Document excerpt:

▶

II: 128 pages - You are on Page 31
Part 22
Of bees there are various species. The best kind is a little round mottled insect; another is long, and resembles the anthrena; a third is a black and flat-bellied, and is nick-named the 'robber'; a fourth kind is the drone, the largest of all, but stingless and inactive. And this proportionate size of the drone explains why some bee-masters place a net-work in front of the hives; for the network is put to keep the big drones out while it lets the little bees go in.
Of the king bees there are, as has been stated, two kinds. In every hive there are more kings than one; and a hive goes to ruin if there be too few kings, not because of anarchy thereby ensuing, but, as we are told, because these creatures contribute in some way to the generation of the common bees. A hive will go also to ruin if there be too large a number of kings in it; for the members of the hives are thereby subdivided into too many separate factions.
Whenever the spring-time is late a-coming, and when there is drought and mildew, then the progeny of the hive is small in number. But when the weather is dry they attend to the honey, and in rainy weather their attention is concentrated on the brood; and this will account for the coincidence of rich olive-harvests and abundant swarms.
The bees first work at the honeycomb, and then put the pupae in it: by the mouth, say those who hold the theory of their bringing them from elsewhere. After putting in the pupae they put in the honey for subsistence, and this they do in the summer and autumn; and, by the way, the autumn honey is the better of the two.

◀

Stored entries

▶

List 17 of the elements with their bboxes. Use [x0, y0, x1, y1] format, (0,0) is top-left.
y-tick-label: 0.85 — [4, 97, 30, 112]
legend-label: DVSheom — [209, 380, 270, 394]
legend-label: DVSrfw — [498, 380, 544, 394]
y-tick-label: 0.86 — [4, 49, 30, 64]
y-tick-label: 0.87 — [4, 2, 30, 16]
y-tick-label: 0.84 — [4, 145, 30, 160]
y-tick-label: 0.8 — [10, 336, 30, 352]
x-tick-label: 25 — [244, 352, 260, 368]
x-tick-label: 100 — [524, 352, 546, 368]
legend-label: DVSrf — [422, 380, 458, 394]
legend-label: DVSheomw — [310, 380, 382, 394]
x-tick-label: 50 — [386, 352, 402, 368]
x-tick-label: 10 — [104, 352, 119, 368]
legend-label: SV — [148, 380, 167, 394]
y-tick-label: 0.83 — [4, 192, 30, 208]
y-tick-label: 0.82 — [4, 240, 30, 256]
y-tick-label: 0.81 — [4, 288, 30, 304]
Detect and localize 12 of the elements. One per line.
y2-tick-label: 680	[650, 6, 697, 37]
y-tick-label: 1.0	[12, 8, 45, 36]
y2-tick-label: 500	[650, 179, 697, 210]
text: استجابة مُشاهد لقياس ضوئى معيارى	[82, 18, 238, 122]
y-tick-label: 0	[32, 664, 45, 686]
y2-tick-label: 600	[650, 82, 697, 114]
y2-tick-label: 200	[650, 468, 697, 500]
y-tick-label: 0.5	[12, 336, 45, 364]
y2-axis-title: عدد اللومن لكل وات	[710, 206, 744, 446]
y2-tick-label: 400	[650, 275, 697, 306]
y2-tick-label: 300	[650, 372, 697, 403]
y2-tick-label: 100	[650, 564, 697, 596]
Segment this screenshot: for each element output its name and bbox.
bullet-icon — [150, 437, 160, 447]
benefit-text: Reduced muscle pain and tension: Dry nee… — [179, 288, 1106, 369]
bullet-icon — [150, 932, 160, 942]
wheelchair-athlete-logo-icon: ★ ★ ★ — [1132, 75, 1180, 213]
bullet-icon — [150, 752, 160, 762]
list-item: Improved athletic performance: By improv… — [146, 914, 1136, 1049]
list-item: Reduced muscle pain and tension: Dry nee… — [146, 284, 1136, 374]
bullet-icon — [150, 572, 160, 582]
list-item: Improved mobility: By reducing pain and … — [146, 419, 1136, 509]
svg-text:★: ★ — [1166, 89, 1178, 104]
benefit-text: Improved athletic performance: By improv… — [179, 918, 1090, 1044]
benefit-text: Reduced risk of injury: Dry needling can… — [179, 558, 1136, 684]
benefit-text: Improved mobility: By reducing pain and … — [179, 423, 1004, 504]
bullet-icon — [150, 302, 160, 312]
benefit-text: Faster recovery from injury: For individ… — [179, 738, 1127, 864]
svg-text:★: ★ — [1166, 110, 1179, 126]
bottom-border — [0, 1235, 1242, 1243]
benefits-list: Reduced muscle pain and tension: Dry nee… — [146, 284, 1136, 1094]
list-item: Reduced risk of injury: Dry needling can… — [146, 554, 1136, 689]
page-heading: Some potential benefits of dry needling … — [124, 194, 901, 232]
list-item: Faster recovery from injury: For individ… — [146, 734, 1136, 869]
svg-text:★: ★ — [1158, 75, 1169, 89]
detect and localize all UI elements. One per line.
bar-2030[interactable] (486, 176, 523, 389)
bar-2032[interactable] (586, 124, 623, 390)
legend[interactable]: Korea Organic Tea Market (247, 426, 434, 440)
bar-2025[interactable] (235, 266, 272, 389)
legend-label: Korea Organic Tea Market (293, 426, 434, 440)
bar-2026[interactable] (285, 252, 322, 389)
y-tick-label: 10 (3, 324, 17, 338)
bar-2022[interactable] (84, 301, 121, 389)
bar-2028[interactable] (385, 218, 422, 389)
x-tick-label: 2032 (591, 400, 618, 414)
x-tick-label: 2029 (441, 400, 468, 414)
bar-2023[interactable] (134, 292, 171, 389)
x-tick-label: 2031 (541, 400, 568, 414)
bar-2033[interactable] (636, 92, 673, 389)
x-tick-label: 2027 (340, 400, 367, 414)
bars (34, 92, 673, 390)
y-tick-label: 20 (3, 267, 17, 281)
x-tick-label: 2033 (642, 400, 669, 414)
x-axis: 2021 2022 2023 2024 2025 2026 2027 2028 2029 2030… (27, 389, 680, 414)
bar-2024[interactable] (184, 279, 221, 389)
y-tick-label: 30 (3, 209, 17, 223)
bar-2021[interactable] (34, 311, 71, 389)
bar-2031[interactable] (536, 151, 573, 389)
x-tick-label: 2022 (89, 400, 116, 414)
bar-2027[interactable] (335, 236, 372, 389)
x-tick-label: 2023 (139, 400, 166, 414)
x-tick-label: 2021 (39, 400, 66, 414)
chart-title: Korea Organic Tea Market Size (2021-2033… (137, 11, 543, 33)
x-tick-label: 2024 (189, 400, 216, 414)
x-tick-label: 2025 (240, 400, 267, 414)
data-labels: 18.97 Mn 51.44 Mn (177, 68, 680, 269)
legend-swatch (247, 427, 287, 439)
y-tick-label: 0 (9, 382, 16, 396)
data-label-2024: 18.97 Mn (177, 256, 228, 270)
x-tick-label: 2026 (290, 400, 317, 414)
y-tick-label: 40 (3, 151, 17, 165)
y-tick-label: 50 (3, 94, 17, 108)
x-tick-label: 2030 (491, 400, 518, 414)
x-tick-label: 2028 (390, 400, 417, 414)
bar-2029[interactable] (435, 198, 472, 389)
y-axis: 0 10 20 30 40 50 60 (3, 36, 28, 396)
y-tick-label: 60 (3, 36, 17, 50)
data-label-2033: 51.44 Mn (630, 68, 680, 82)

◀

Task directions:
Please answer these questions about the passage on bees:
1. Which kind of bee is nicknamed the 'robber'?
2. According to the passage, why does a hive with too many kings go to ruin?
3. Which honey is better, the summer honey or the autumn honey?

Answer to the exercise:
1. The black, flat-bellied kind.
2. Its members are subdivided into too many separate factions.
3. The autumn honey.